Requirement. What number of lines hold the word "有恰有两个极值点"? State that number and nothing besides.
□ □ □
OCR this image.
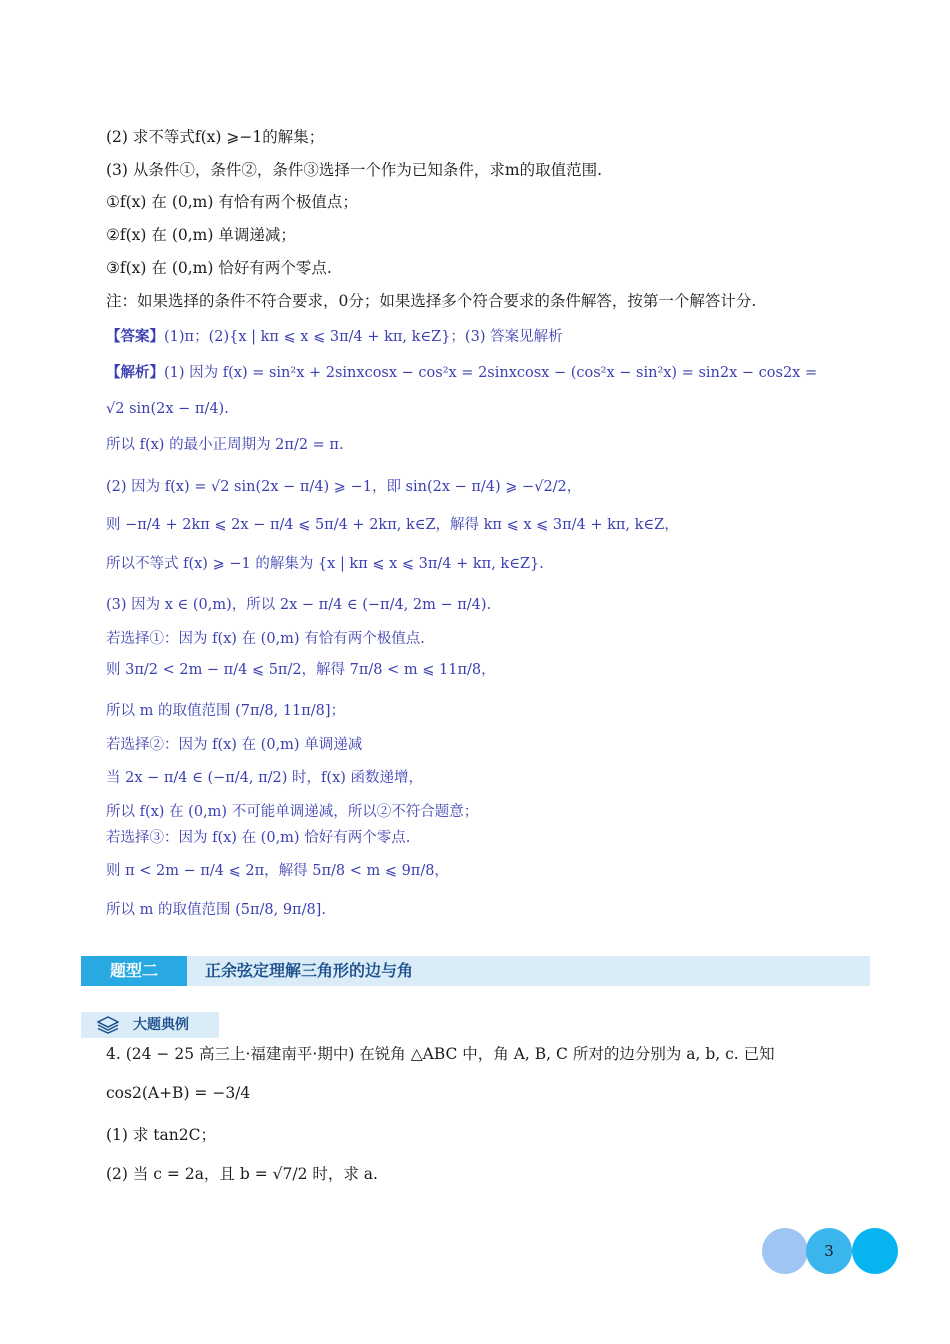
(2) 求不等式f(x) ⩾−1的解集；
(3) 从条件①，条件②，条件③选择一个作为已知条件，求m的取值范围.
①f(x) 在 (0,m) 有恰有两个极值点；
②f(x) 在 (0,m) 单调递减；
③f(x) 在 (0,m) 恰好有两个零点.
注：如果选择的条件不符合要求，0分；如果选择多个符合要求的条件解答，按第一个解答计分.
【答案】(1)π；(2){x | kπ ⩽ x ⩽ 3π/4 + kπ, k∈Z}；(3) 答案见解析
【解析】(1) 因为 f(x) = sin²x + 2sinxcosx − cos²x = 2sinxcosx − (cos²x − sin²x) = sin2x − cos2x =
√2 sin(2x − π/4).
所以 f(x) 的最小正周期为 2π/2 = π.
(2) 因为 f(x) = √2 sin(2x − π/4) ⩾ −1，即 sin(2x − π/4) ⩾ −√2/2，
则 −π/4 + 2kπ ⩽ 2x − π/4 ⩽ 5π/4 + 2kπ, k∈Z，解得 kπ ⩽ x ⩽ 3π/4 + kπ, k∈Z，
所以不等式 f(x) ⩾ −1 的解集为 {x | kπ ⩽ x ⩽ 3π/4 + kπ, k∈Z}.
(3) 因为 x ∈ (0,m)，所以 2x − π/4 ∈ (−π/4, 2m − π/4).
若选择①：因为 f(x) 在 (0,m) 有恰有两个极值点.
则 3π/2 < 2m − π/4 ⩽ 5π/2，解得 7π/8 < m ⩽ 11π/8，
所以 m 的取值范围 (7π/8, 11π/8]；
若选择②：因为 f(x) 在 (0,m) 单调递减
当 2x − π/4 ∈ (−π/4, π/2) 时，f(x) 函数递增，
所以 f(x) 在 (0,m) 不可能单调递减，所以②不符合题意；
若选择③：因为 f(x) 在 (0,m) 恰好有两个零点.
则 π < 2m − π/4 ⩽ 2π，解得 5π/8 < m ⩽ 9π/8，
所以 m 的取值范围 (5π/8, 9π/8].
题型二	正余弦定理解三角形的边与角
大题典例
4. (24 − 25 高三上·福建南平·期中) 在锐角 △ABC 中，角 A, B, C 所对的边分别为 a, b, c. 已知
cos2(A+B) = −3/4
(1) 求 tan2C；
(2) 当 c = 2a，且 b = √7/2 时，求 a.
3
□ □ □
Final answer. 2